Qué hacer
Extrae sin ningún cambio las filas que van desde el comienzo hasta la línea que contiene "note-cell[interactable]: 如何假装懂音乐 xyxy=(465,179,569,209)", ambos extremos incluidos.

═══ Material proporcionado

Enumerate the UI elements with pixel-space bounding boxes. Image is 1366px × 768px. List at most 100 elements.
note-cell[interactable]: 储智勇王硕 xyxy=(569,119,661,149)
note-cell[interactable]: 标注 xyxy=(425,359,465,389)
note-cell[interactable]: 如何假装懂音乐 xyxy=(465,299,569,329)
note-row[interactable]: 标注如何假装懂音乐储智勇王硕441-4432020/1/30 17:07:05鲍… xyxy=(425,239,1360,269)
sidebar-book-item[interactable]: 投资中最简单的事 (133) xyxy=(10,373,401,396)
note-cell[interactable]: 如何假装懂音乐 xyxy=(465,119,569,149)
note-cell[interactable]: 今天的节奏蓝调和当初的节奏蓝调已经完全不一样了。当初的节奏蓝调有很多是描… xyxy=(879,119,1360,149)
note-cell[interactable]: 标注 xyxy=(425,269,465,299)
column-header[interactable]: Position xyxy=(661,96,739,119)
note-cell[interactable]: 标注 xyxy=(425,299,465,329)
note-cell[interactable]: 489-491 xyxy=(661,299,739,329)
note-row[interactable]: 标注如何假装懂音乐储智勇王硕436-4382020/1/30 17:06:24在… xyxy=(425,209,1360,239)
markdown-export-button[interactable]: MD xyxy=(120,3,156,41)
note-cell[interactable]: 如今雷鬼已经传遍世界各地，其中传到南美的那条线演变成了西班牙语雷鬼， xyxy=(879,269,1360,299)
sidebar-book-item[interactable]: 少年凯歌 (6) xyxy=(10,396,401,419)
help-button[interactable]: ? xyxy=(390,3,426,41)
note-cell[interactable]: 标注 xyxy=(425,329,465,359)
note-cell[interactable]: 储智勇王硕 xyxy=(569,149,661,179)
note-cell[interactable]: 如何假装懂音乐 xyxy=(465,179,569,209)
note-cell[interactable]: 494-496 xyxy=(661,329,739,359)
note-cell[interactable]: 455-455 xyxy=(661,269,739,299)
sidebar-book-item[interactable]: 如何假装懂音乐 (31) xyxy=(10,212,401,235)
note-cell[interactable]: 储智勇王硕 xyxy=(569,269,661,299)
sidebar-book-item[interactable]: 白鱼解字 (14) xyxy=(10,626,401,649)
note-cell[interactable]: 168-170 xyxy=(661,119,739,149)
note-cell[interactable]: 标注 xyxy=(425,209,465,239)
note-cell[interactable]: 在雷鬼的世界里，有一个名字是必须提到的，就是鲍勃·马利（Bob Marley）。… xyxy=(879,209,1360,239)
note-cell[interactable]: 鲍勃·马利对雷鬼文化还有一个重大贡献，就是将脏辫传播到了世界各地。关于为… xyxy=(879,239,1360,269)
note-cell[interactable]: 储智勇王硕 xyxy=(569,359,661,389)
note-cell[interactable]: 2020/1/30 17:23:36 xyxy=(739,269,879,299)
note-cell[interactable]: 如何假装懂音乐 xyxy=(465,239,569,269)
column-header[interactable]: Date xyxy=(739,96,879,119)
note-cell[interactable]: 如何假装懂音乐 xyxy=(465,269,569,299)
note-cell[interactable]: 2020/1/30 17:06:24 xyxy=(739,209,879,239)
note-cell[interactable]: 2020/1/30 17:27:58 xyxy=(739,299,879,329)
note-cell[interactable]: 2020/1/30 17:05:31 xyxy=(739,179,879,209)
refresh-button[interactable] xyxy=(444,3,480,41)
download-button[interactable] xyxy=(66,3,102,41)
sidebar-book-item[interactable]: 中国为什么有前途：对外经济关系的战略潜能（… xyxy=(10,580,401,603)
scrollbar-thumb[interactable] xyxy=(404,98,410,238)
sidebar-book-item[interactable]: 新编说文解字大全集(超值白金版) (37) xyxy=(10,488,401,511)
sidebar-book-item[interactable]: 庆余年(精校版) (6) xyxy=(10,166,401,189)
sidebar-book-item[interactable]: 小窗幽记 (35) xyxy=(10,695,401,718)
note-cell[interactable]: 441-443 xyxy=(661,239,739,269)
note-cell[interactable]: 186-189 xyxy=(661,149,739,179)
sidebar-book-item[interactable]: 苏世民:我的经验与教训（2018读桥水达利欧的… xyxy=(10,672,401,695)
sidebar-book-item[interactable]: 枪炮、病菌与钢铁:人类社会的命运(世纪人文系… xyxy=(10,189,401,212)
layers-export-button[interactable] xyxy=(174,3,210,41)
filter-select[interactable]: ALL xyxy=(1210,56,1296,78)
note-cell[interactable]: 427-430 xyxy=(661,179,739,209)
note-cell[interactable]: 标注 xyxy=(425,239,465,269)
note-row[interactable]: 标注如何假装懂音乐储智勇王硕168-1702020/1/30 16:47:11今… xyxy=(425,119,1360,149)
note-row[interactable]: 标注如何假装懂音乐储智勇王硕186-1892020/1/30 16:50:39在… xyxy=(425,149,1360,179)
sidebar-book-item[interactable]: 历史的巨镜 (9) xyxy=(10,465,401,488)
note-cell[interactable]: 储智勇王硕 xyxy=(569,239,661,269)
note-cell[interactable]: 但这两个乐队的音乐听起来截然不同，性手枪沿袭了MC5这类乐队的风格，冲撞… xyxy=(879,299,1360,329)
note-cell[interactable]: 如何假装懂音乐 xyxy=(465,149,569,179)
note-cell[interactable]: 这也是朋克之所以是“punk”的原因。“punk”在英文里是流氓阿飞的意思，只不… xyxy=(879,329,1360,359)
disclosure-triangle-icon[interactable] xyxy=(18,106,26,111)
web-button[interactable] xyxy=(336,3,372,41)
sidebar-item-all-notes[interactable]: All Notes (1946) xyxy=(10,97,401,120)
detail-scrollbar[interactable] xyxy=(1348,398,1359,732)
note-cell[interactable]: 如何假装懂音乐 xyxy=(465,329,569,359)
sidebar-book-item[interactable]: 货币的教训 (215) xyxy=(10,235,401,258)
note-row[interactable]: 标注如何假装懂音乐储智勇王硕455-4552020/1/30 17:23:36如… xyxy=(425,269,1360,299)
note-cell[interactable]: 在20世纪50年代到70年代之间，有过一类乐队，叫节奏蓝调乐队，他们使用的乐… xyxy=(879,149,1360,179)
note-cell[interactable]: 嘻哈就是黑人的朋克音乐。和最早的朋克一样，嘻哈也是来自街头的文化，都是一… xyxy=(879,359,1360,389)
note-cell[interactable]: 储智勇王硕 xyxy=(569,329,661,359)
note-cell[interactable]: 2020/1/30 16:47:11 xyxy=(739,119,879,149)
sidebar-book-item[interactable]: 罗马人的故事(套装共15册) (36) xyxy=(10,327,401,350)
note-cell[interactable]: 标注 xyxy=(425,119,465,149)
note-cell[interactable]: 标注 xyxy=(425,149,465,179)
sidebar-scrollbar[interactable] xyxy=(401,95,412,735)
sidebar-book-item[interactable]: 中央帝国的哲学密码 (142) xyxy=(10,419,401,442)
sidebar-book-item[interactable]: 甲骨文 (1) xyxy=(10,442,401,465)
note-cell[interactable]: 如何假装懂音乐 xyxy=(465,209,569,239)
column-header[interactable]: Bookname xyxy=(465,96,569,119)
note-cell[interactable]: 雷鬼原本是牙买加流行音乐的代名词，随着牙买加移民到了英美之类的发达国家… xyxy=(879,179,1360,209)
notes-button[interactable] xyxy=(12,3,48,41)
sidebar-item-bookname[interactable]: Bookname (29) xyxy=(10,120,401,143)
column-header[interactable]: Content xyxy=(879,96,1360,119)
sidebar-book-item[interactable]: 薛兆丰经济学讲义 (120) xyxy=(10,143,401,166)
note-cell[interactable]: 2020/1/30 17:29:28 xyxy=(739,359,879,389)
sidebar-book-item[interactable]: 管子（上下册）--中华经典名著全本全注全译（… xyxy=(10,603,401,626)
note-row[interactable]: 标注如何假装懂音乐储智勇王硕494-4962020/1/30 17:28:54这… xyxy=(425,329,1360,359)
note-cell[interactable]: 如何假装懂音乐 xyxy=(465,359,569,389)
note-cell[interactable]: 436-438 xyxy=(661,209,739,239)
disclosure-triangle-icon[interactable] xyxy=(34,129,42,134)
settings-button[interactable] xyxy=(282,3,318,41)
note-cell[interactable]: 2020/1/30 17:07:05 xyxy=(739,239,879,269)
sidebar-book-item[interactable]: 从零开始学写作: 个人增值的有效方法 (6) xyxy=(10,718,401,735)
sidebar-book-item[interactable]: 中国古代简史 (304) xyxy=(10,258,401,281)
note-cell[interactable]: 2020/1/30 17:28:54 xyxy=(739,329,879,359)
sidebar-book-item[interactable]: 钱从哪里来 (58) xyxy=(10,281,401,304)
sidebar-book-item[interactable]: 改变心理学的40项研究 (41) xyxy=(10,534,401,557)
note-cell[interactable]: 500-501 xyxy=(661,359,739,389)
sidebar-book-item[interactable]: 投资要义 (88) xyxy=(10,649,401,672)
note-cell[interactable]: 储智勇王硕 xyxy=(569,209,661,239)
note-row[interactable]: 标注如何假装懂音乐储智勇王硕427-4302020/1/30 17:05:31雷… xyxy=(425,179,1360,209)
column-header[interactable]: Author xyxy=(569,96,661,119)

══════

Respuesta final
Enumerate the UI elements with pixel-space bounding boxes. Image is 1366px × 768px. List at most 100 elements.
note-cell[interactable]: 储智勇王硕 xyxy=(569,119,661,149)
note-cell[interactable]: 标注 xyxy=(425,359,465,389)
note-cell[interactable]: 如何假装懂音乐 xyxy=(465,299,569,329)
note-row[interactable]: 标注如何假装懂音乐储智勇王硕441-4432020/1/30 17:07:05鲍… xyxy=(425,239,1360,269)
sidebar-book-item[interactable]: 投资中最简单的事 (133) xyxy=(10,373,401,396)
note-cell[interactable]: 如何假装懂音乐 xyxy=(465,119,569,149)
note-cell[interactable]: 今天的节奏蓝调和当初的节奏蓝调已经完全不一样了。当初的节奏蓝调有很多是描… xyxy=(879,119,1360,149)
note-cell[interactable]: 标注 xyxy=(425,269,465,299)
column-header[interactable]: Position xyxy=(661,96,739,119)
note-cell[interactable]: 标注 xyxy=(425,299,465,329)
note-cell[interactable]: 489-491 xyxy=(661,299,739,329)
note-row[interactable]: 标注如何假装懂音乐储智勇王硕436-4382020/1/30 17:06:24在… xyxy=(425,209,1360,239)
markdown-export-button[interactable]: MD xyxy=(120,3,156,41)
note-cell[interactable]: 如今雷鬼已经传遍世界各地，其中传到南美的那条线演变成了西班牙语雷鬼， xyxy=(879,269,1360,299)
sidebar-book-item[interactable]: 少年凯歌 (6) xyxy=(10,396,401,419)
help-button[interactable]: ? xyxy=(390,3,426,41)
note-cell[interactable]: 标注 xyxy=(425,329,465,359)
note-cell[interactable]: 储智勇王硕 xyxy=(569,149,661,179)
note-cell[interactable]: 如何假装懂音乐 xyxy=(465,179,569,209)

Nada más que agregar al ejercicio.